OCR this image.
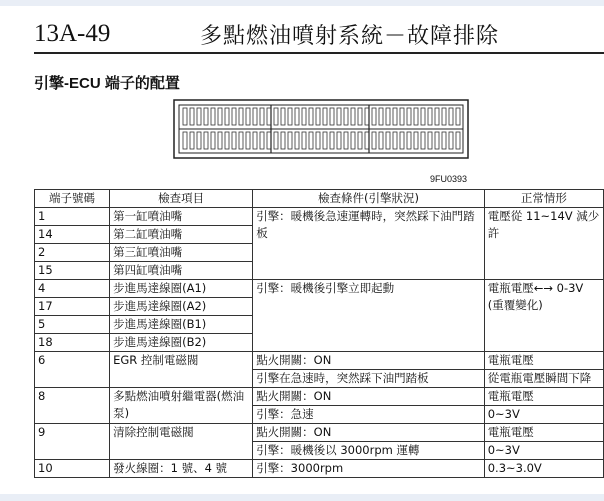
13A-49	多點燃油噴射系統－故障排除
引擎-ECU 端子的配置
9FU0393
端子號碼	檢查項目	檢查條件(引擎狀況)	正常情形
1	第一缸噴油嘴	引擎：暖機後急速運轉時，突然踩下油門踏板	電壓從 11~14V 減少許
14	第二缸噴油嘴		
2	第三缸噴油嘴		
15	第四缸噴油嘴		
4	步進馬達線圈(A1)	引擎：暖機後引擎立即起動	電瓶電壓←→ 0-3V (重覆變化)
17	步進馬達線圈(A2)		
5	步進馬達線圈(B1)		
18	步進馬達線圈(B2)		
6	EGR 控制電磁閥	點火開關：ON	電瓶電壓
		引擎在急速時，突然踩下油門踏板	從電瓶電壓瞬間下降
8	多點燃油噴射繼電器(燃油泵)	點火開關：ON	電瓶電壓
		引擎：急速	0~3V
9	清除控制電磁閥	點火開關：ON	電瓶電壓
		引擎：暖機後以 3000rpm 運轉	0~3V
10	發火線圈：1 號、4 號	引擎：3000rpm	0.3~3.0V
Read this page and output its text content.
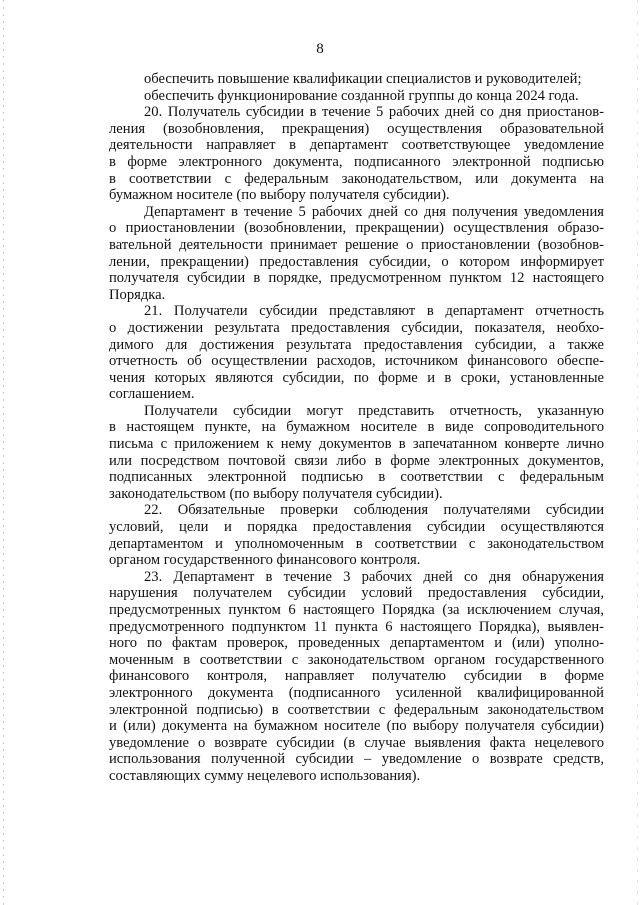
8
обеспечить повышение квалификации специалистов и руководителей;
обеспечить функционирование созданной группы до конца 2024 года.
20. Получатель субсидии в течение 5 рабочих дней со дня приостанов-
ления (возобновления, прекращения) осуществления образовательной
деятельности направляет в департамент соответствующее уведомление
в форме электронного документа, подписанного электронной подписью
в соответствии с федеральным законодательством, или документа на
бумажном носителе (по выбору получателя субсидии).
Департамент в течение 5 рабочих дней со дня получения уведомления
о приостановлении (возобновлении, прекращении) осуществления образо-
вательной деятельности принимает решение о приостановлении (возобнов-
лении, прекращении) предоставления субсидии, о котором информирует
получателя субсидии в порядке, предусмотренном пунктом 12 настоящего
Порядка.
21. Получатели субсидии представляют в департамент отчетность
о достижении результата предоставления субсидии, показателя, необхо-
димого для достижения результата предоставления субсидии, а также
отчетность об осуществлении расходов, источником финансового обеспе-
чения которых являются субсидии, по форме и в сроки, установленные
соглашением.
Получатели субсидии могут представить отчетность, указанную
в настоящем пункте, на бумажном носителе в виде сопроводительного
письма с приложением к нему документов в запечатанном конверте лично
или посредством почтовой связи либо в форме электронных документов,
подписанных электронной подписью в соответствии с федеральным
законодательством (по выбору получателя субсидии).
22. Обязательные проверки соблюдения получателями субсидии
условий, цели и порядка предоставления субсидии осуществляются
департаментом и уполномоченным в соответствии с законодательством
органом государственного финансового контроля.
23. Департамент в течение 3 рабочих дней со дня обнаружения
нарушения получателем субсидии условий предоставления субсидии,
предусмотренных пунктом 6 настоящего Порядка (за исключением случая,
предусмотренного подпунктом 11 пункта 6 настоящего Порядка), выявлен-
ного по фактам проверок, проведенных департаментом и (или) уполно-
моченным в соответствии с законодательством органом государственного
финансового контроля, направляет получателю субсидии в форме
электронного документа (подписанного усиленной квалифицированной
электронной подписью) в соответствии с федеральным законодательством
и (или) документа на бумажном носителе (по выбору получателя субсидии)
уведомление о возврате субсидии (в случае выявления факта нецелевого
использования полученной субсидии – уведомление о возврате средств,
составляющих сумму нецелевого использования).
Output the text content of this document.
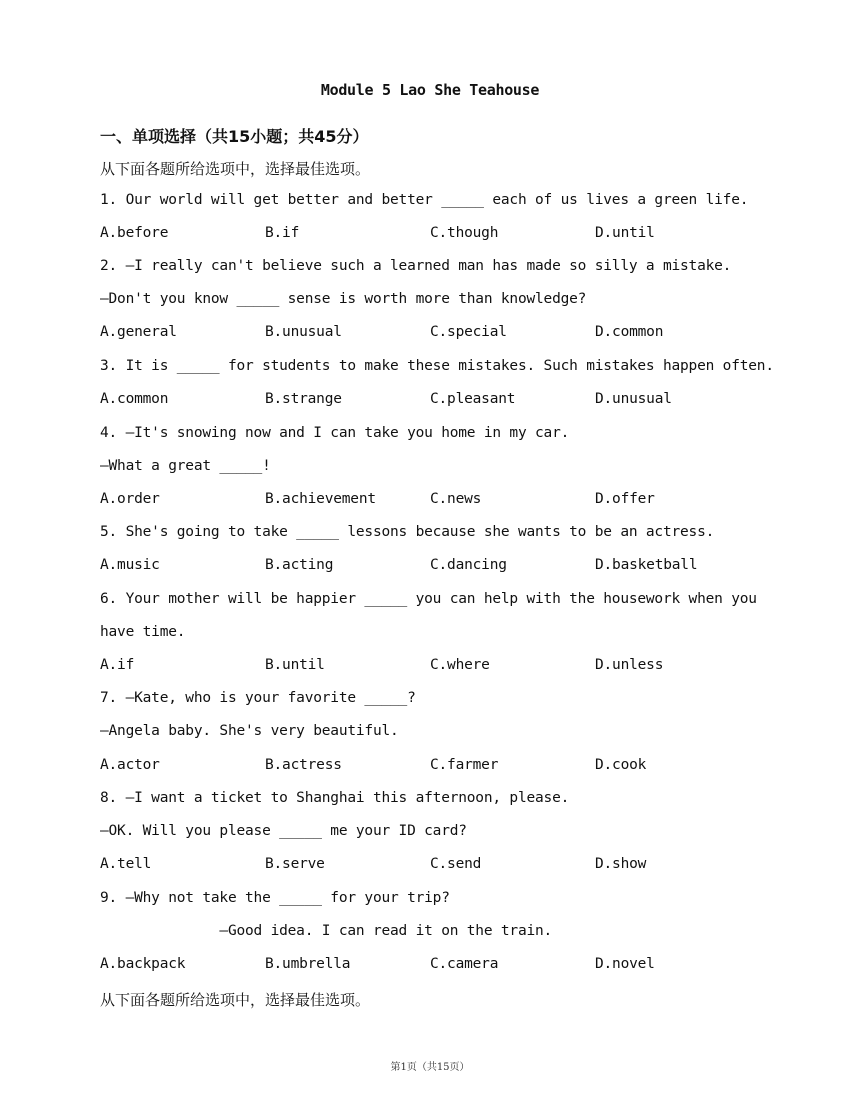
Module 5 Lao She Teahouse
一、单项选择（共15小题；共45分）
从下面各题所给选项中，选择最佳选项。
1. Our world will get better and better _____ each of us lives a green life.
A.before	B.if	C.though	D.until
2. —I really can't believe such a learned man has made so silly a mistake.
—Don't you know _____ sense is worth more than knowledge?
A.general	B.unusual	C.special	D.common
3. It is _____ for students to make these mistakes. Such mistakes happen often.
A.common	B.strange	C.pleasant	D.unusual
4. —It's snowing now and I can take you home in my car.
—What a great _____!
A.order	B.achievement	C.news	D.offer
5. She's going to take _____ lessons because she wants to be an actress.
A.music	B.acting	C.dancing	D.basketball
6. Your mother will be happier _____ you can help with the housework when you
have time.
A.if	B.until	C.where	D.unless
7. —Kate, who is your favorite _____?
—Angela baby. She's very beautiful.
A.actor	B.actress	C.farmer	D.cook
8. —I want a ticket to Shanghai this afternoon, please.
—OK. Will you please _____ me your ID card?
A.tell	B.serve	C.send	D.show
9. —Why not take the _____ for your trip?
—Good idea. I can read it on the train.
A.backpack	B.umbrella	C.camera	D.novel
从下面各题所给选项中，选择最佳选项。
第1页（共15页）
········
# SHORT TASK:
Your answer should be a single number: how many lines of the material contain the word "течение".

# COMPLETE RESPONSE:
3